What the exercise asks – Present the following entries again, word for word and in full.
+ + + +
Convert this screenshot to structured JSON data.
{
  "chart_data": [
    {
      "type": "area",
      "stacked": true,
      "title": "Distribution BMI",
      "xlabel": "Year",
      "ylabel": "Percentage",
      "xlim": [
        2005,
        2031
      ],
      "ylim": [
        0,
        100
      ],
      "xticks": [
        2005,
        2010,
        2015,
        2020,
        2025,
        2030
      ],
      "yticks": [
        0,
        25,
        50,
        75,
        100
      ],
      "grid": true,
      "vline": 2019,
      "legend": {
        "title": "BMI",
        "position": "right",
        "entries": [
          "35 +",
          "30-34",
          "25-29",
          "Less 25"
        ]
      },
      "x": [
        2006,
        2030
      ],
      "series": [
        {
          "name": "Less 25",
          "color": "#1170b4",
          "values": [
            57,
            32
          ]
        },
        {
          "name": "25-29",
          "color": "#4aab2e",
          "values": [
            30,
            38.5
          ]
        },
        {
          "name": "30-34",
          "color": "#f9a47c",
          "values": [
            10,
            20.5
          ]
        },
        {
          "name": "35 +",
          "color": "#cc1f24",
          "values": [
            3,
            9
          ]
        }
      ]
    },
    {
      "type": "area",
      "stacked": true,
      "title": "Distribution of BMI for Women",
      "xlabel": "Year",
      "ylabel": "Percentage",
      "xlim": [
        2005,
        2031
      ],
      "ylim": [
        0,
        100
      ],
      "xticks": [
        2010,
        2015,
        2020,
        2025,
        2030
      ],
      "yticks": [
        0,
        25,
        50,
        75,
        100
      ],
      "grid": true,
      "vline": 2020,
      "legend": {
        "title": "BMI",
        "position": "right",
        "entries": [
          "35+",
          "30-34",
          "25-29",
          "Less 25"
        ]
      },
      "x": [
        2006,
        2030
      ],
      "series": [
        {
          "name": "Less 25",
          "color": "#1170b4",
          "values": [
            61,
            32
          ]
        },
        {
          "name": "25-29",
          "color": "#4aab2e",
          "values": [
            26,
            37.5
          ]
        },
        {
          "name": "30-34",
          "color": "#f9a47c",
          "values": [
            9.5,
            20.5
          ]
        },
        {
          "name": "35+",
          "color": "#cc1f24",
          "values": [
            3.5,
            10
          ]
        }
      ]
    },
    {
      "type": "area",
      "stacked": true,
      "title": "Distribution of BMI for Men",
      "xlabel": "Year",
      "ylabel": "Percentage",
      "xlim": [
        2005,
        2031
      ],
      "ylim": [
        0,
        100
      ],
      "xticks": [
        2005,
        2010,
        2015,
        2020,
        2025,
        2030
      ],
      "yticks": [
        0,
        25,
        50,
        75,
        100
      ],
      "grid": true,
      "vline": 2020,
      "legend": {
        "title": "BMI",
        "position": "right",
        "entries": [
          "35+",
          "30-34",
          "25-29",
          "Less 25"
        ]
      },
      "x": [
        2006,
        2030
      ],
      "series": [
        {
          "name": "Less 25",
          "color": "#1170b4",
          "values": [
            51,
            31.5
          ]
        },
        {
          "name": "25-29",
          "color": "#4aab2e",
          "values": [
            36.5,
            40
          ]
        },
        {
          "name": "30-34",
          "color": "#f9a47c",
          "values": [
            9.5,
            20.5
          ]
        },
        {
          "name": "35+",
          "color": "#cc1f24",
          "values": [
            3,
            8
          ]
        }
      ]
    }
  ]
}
+ + + +
Expected output –
Convert this screenshot to structured JSON data.
{
  "chart_data": [
    {
      "type": "area",
      "stacked": true,
      "title": "Distribution BMI",
      "xlabel": "Year",
      "ylabel": "Percentage",
      "xlim": [
        2005,
        2031
      ],
      "ylim": [
        0,
        100
      ],
      "xticks": [
        2005,
        2010,
        2015,
        2020,
        2025,
        2030
      ],
      "yticks": [
        0,
        25,
        50,
        75,
        100
      ],
      "grid": true,
      "vline": 2019,
      "legend": {
        "title": "BMI",
        "position": "right",
        "entries": [
          "35 +",
          "30-34",
          "25-29",
          "Less 25"
        ]
      },
      "x": [
        2006,
        2030
      ],
      "series": [
        {
          "name": "Less 25",
          "color": "#1170b4",
          "values": [
            57,
            32
          ]
        },
        {
          "name": "25-29",
          "color": "#4aab2e",
          "values": [
            30,
            38.5
          ]
        },
        {
          "name": "30-34",
          "color": "#f9a47c",
          "values": [
            10,
            20.5
          ]
        },
        {
          "name": "35 +",
          "color": "#cc1f24",
          "values": [
            3,
            9
          ]
        }
      ]
    },
    {
      "type": "area",
      "stacked": true,
      "title": "Distribution of BMI for Women",
      "xlabel": "Year",
      "ylabel": "Percentage",
      "xlim": [
        2005,
        2031
      ],
      "ylim": [
        0,
        100
      ],
      "xticks": [
        2010,
        2015,
        2020,
        2025,
        2030
      ],
      "yticks": [
        0,
        25,
        50,
        75,
        100
      ],
      "grid": true,
      "vline": 2020,
      "legend": {
        "title": "BMI",
        "position": "right",
        "entries": [
          "35+",
          "30-34",
          "25-29",
          "Less 25"
        ]
      },
      "x": [
        2006,
        2030
      ],
      "series": [
        {
          "name": "Less 25",
          "color": "#1170b4",
          "values": [
            61,
            32
          ]
        },
        {
          "name": "25-29",
          "color": "#4aab2e",
          "values": [
            26,
            37.5
          ]
        },
        {
          "name": "30-34",
          "color": "#f9a47c",
          "values": [
            9.5,
            20.5
          ]
        },
        {
          "name": "35+",
          "color": "#cc1f24",
          "values": [
            3.5,
            10
          ]
        }
      ]
    },
    {
      "type": "area",
      "stacked": true,
      "title": "Distribution of BMI for Men",
      "xlabel": "Year",
      "ylabel": "Percentage",
      "xlim": [
        2005,
        2031
      ],
      "ylim": [
        0,
        100
      ],
      "xticks": [
        2005,
        2010,
        2015,
        2020,
        2025,
        2030
      ],
      "yticks": [
        0,
        25,
        50,
        75,
        100
      ],
      "grid": true,
      "vline": 2020,
      "legend": {
        "title": "BMI",
        "position": "right",
        "entries": [
          "35+",
          "30-34",
          "25-29",
          "Less 25"
        ]
      },
      "x": [
        2006,
        2030
      ],
      "series": [
        {
          "name": "Less 25",
          "color": "#1170b4",
          "values": [
            51,
            31.5
          ]
        },
        {
          "name": "25-29",
          "color": "#4aab2e",
          "values": [
            36.5,
            40
          ]
        },
        {
          "name": "30-34",
          "color": "#f9a47c",
          "values": [
            9.5,
            20.5
          ]
        },
        {
          "name": "35+",
          "color": "#cc1f24",
          "values": [
            3,
            8
          ]
        }
      ]
    }
  ]
}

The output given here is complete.